- _Task requirements_:
[1] According to the blog posts, how long has the old lady at the home gone without seeing her family?
[2] Rewrite the paragraph of the blog posts beginning "When I was young, my family used to donate" in fewer words, keeping its main facts.
[3] Carry on the personal blog posts, starting after their final line.

Saturday, December 1, 2012

Went to read my old blog posts. I sound so different in them. People really grow so quickly in a year. I rant too much on my blog it seems haha. Even I can't take myself looking at the archive.

but it's time to stop looking back at the past, and start focusing on the present and future. I think I live too much in the past. Time to let go.

__

Couples. Relationships. Something is always present on a teenager's mind. bleh. Even though I don't want to, I always seem to feel a little sad and lonely when I see all those happy couples when I'm out. nvm can't think too much about these kind of stuff, it makes you go nuts after a while.

Need to focus on bio right now. Priorities.

Thursday, November 29, 2012

got into bioO second round. Now I have to start brushing up on all my bio stuff and can't seem to get motivated enough to do so...sian where did my drive gooo

Tuesday, November 27, 2012

I need to start my engines running again. Just looked at the holiday homework for math and I can't even d the first question (serious!) sigh. And there's bio tutorial I haven't collected from school. And there's so much more stuff coming up.

siannnnnnnnnnnnnnnnnnnnnnnnnnnnnnnnnnn so many things to do, yet so reluctant to do them

Monday, November 26, 2012

I always seem to want to blog just before I go to bed. A flurry of thoughts always come to my mind, and after a day, they become all lost.

I never liked community service at first. Service in Secondary 1 was awkward, really awkward. I mean, for stuff like newspaper collections it was fine, but when it came to visits to homes... I could barely say a few sentences while my seniors constantly prodded me to interact. I just didn't know what to say. It was difficult for an introvert to suddenly just interact with strangers you might never meet again.

I guess I really started enjoying home visits in sec 3 or 4. I remember having to teach elderly how to do first aid or sth. I was in charge of a small group, and after a while I was teaching this old lady and we started conversing, me clumsily with my lousy Mandarin. And I realised I didn't have to do much of the speaking. These people didn't need to learn lifeskills; they probably know so much more than secondary school kids... What they needed was a pair of listening ears.

I always feel a little sad when this incident crosses my mind. She told me about how she ended up at the home, waiting for her sister to come get her out "after earning enough money", and how she hasn't seen family in like 20 years (and probably never will ever again).

There are some many people like her in Singapore, and so many in worse plights, and too many of us don't see this. Our government really hides poverty well, with HDB flats everywhere, and possibly one of the few (or only) country in the world without a slum. Is that why the campaign to get youth into the "spirit of volunteerism" failing?

When I was young, my family used to donate during those charity tv shows. Then the NKF and Ren Ci scandal came along and it really shook our belief that we were helping those people. And too many students (including me sometimes) think of CIP hours as just another way of bolstering your CV.

Something's really broken in the system. Something that has to be fixed soon.

Friday, November 23, 2012

Saturday, November 10, 2012

The worst feeling isn't when you are lonely, it's when you are forgotten by someone you'd never forget.

Wednesday, November 7, 2012

There is only so much you can do about certain things. It's time I give up and no harbour wishful hopes.

Tuesday, October 23, 2012

You build up hope but failure is all you've known.


I don't even know why I like this song and mv so much.

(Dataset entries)

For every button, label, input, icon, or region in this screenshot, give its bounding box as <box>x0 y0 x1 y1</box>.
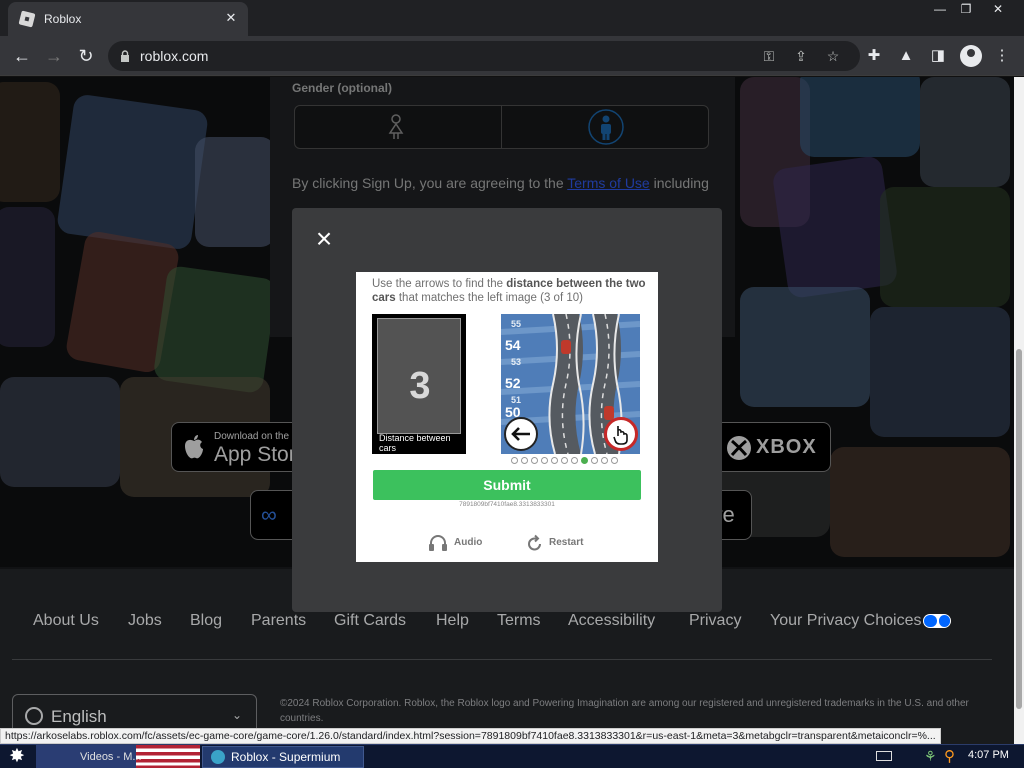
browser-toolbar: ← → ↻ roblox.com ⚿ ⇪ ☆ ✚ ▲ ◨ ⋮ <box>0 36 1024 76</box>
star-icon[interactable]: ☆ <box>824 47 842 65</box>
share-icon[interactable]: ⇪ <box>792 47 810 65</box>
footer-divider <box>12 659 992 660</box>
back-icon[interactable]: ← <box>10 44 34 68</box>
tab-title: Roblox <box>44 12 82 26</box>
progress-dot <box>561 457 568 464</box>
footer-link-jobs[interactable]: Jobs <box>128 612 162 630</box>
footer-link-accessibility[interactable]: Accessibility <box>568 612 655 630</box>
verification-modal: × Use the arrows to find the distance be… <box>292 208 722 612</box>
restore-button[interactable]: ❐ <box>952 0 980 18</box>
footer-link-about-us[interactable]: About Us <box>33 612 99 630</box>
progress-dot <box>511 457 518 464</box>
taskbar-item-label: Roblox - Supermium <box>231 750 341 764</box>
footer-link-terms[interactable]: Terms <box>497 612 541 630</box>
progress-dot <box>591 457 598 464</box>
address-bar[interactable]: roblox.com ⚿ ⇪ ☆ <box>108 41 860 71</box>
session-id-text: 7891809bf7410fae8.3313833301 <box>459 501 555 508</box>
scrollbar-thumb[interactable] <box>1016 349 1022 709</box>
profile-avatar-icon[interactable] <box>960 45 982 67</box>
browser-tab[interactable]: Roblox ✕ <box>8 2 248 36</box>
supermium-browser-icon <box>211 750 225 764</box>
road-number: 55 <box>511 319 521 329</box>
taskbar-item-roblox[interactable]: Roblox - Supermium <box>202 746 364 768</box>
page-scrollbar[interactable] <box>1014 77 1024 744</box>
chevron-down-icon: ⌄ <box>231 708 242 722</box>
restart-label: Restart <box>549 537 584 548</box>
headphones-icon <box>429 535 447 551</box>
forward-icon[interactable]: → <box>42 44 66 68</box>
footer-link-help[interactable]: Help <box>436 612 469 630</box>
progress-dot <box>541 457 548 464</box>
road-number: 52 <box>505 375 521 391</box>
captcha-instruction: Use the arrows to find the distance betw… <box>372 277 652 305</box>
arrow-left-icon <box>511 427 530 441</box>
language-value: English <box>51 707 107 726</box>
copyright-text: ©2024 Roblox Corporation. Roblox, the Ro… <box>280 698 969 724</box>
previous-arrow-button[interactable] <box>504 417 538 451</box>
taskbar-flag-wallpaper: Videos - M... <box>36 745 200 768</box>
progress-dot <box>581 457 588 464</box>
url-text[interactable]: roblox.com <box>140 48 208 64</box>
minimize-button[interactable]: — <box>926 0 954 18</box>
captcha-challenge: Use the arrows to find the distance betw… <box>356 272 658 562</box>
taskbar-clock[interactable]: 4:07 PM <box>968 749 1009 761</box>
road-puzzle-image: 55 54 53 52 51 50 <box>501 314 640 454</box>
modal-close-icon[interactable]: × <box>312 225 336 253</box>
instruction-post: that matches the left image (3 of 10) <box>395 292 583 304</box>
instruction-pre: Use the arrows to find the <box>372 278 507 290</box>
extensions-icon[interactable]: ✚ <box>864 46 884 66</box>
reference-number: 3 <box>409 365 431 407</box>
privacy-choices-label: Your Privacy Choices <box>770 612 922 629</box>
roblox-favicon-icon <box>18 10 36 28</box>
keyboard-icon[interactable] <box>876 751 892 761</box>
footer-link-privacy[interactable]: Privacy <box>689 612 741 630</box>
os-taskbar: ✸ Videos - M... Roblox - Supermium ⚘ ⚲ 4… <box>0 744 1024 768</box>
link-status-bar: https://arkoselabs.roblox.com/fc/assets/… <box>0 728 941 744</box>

- _Answer set_:
[1] About 20 years.

[2] As a child, the writer's family donated during charity TV shows, but the NKF and Ren Ci scandals shook their belief that the money helped. Many students, the writer sometimes included, also treat CIP hours as a way to pad a CV.

[3]
Everything seems to be falling in place, and yet falling apart... sigh. so this is what you get when you don't study for a subject for promos lol. meh

Monday, September 24, 2012

"If the facts don't fit the theory, change the facts." - Albert Einstein

Saturday, September 22, 2012

This year is such a bad year. Everyone seems to be out to get me.

Tuesday, August 14, 2012

time's running out. Everything's coming crashing down yet again.

gg x.x

Wednesday, August 8, 2012

Feeling great. It's one of those times when you just sit down and settle your thoughts. No more turmoil in the mind and heart. Let's do this.

Sunday, July 29, 2012

I need a someone who can understand me and someone who I can talk to freely. Is that why people talk to themselves so much? I don't know. Feeling so stuffed up. Guess I will just have to continue sticking to talking to myself, for I'm probably the only person that is willing to take the time to understand me.

Monday, July 16, 2012

wah jialat now I really don't know whether I'm an ISFJ or INTJ

Friday, July 13, 2012

My grades are like a stuttering child trying to recite the alphabet. A-A-A-B-C.

Tuesday, July 10, 2012

One of the hardest decisions in life is to choose whether to walk away or try harder.

Man I'm too easily smitten.

Saturday, June 30, 2012

Titanium

You shout it out,
But I can't hear a word you say
I'm talking loud not saying much
I'm criticized but all your bullets ricochet
You shoot me down, but I get up

I'm bulletproof, nothing to lose
Fire away, fire away
Ricochet, you take your aim
Fire away, fire away
You shoot me down but I won't fall
I am titanium
You shoot me down but I won't fall
I am titanium

Cut me down
But it's you who have further to fall
Ghost town and haunted love
Raise your voice, sticks and stones may break my bones
I'm talking loud not saying much.....

Friday, June 29, 2012

It's okay to be sad when life doesn't go as planned. I think those who are truly successful don't "work hard and tirelessly" to achieve their success. That's bs. They work smart, not hard. And that's something I'm trying to get to. Work efficiently, not spam and hope everything works out.

Am I the only weird person who gets flashbacks of embarrassing/facepalm and failure moments? meh. At least they are a constant reminder of what I have to change to become a better person and not stay stagnant.

I've been asked many times what I want to be, and what my dream is. I think I might have finally gotten it. I want to be someone where people will remember me as someone who left the world with no regrets.


...the three paras above don't link at all...my thoughts are getting more jumbled up as days go by......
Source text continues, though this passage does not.